Given records:

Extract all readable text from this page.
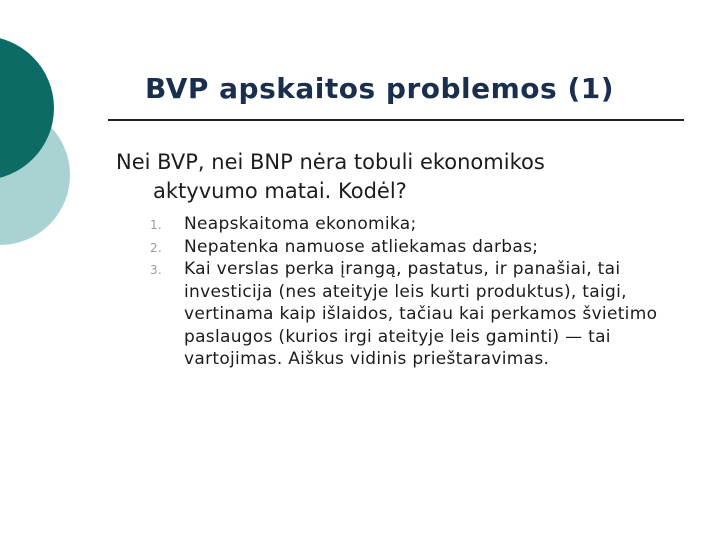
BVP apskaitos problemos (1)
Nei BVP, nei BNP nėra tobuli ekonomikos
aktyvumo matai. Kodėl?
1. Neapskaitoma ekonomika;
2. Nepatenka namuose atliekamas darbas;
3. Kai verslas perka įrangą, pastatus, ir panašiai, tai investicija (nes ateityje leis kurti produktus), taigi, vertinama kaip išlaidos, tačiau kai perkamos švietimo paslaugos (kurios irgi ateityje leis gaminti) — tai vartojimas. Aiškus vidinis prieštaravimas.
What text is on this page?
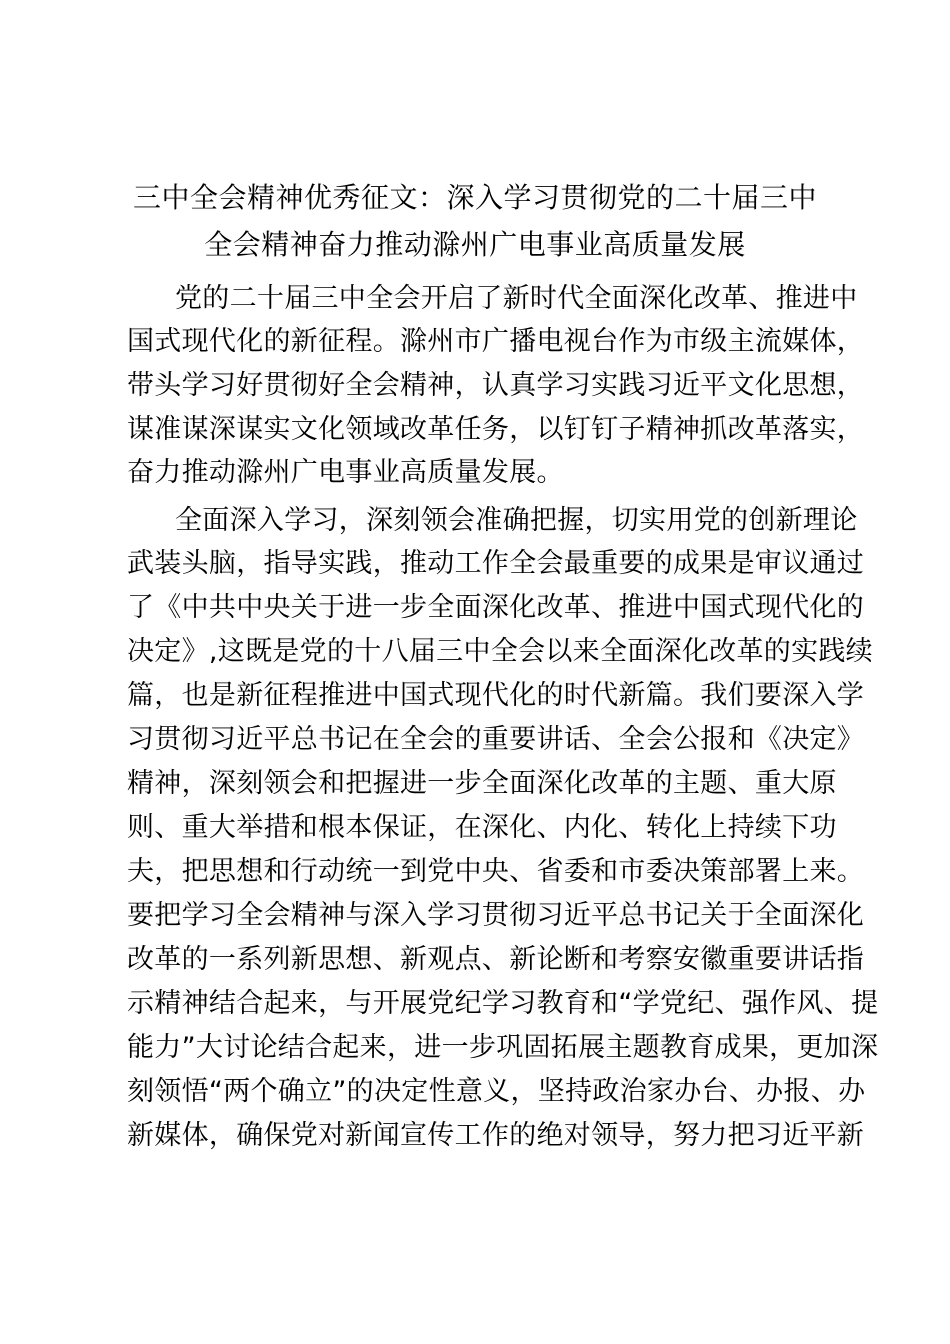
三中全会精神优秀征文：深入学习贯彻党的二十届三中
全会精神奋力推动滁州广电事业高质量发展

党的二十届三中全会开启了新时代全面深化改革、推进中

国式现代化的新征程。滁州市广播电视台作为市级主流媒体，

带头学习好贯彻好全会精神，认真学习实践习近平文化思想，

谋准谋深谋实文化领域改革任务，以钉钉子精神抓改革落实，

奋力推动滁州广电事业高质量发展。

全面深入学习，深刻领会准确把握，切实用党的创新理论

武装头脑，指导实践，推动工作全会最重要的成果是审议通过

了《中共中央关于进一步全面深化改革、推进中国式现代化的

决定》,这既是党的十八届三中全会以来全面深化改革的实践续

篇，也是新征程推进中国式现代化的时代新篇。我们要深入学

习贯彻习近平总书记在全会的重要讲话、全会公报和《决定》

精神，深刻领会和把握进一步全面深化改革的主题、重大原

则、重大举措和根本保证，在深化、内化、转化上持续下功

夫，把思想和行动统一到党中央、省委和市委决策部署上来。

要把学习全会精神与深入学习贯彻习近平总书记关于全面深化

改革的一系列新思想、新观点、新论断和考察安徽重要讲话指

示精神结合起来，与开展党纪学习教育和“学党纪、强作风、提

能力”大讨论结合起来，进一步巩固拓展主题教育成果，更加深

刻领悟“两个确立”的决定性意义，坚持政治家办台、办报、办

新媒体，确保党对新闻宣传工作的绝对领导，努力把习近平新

---

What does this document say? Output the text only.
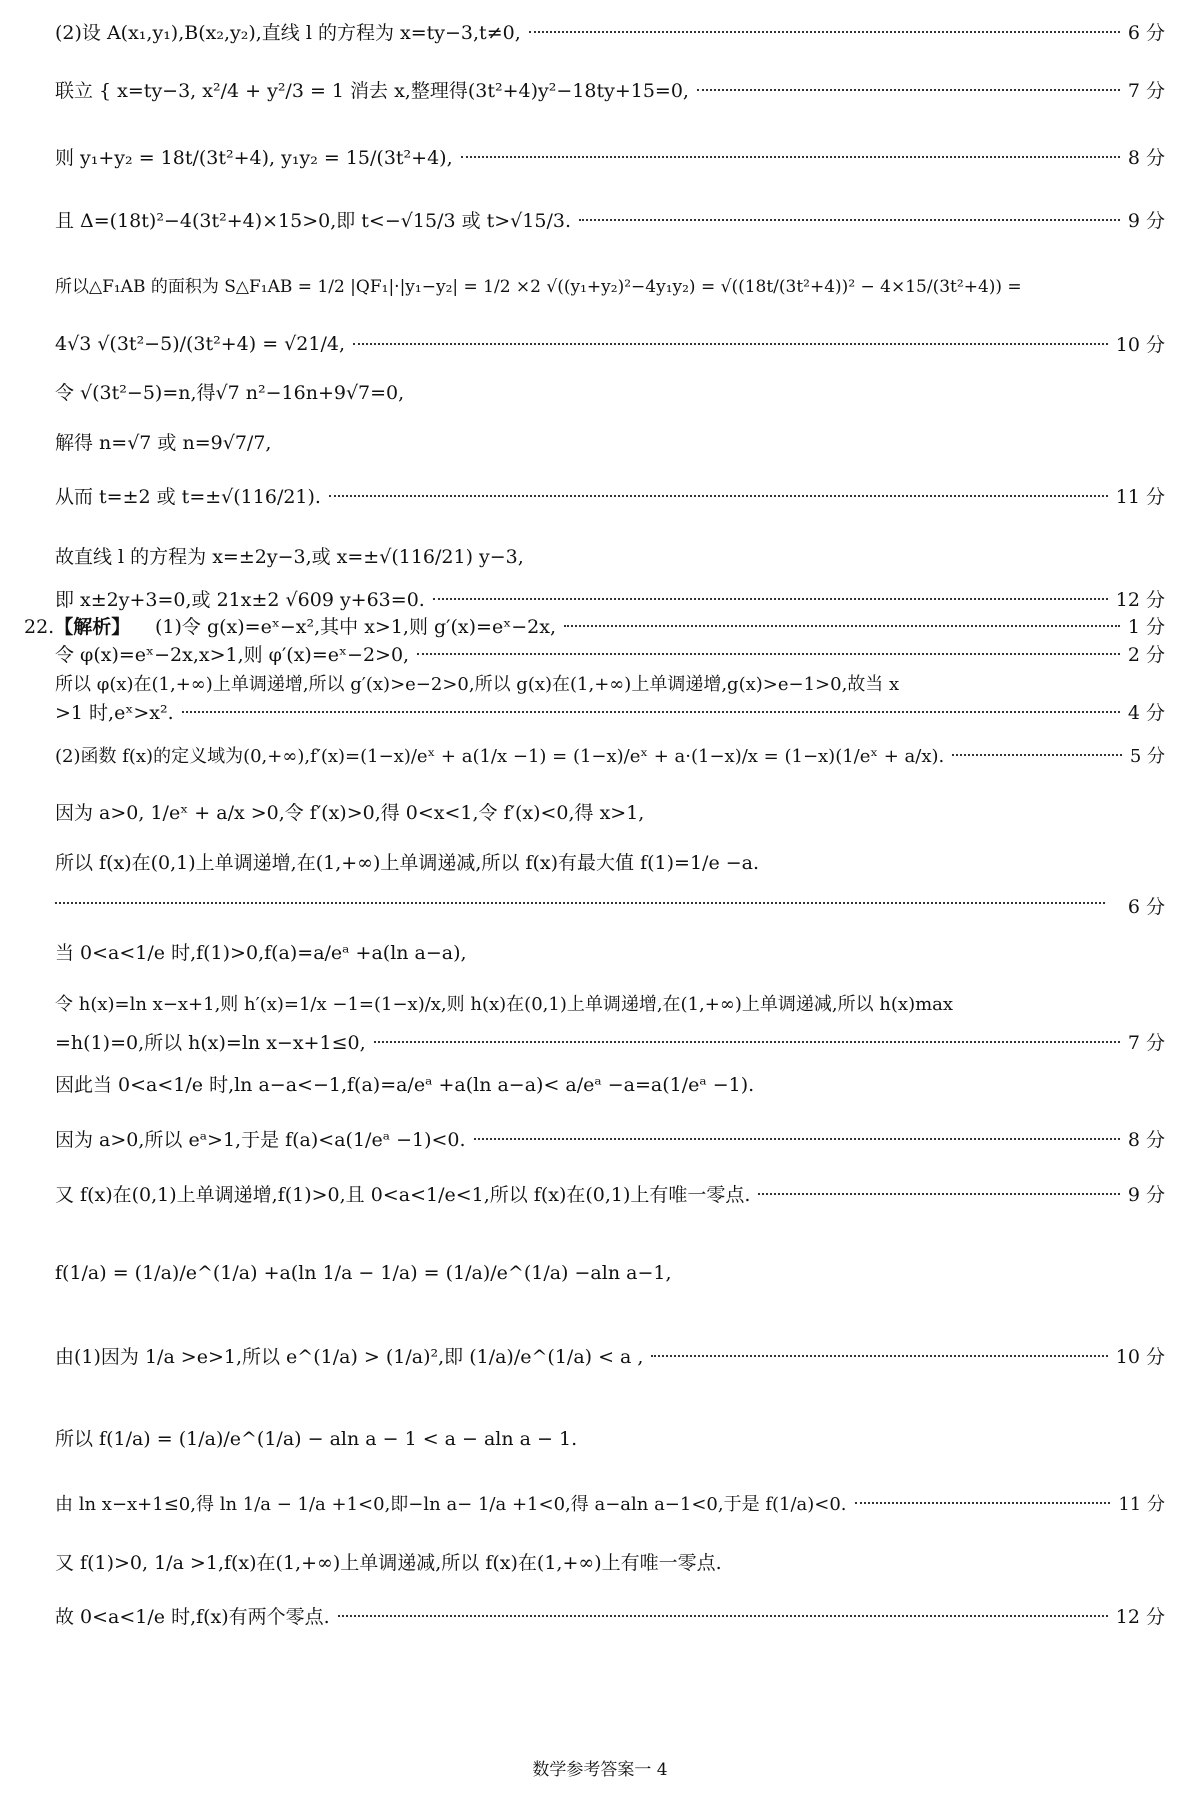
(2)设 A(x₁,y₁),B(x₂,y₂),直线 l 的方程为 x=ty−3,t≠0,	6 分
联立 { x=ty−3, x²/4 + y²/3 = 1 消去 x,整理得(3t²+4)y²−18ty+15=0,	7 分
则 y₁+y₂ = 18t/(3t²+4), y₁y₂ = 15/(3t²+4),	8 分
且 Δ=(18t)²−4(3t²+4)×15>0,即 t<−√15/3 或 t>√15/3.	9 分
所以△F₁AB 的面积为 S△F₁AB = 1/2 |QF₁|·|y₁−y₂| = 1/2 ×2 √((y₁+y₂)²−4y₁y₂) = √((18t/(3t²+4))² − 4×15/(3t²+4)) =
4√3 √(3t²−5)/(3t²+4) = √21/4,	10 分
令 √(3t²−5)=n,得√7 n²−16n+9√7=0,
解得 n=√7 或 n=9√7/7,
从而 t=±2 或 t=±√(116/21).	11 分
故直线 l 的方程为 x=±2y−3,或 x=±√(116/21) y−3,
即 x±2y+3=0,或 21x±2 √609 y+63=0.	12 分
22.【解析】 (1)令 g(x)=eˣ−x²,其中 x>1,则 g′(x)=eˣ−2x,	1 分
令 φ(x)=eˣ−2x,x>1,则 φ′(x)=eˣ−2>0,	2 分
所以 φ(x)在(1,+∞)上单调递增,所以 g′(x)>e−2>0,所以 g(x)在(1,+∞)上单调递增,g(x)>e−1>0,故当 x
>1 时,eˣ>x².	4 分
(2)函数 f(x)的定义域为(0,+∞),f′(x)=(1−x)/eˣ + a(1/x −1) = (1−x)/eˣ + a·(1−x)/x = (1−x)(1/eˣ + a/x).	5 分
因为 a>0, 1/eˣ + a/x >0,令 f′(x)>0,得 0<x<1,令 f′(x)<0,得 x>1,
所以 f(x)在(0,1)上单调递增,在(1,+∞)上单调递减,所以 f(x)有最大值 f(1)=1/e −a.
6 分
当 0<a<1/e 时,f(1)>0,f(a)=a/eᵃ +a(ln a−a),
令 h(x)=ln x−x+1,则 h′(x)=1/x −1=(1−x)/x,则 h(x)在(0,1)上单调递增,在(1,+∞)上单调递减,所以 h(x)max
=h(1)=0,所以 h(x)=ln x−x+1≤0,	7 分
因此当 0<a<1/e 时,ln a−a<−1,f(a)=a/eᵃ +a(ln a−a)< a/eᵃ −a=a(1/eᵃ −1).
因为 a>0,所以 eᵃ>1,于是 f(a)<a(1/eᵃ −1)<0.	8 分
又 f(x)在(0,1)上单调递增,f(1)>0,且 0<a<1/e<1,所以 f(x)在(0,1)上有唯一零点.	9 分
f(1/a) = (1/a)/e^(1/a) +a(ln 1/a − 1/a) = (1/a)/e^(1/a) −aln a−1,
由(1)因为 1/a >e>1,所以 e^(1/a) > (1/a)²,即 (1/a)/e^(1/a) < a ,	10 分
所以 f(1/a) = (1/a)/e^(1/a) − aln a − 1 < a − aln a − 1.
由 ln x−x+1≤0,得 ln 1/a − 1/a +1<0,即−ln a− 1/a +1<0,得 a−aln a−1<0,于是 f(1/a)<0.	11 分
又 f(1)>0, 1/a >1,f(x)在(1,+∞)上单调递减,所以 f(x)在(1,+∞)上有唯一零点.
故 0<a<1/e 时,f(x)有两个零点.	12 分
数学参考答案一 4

Task brief:
Copy each line of the data above that holds "的方程为".

Written answer:
(2)设 A(x₁,y₁),B(x₂,y₂),直线 l 的方程为 x=ty−3,t≠0,	6 分
故直线 l 的方程为 x=±2y−3,或 x=±√(116/21) y−3,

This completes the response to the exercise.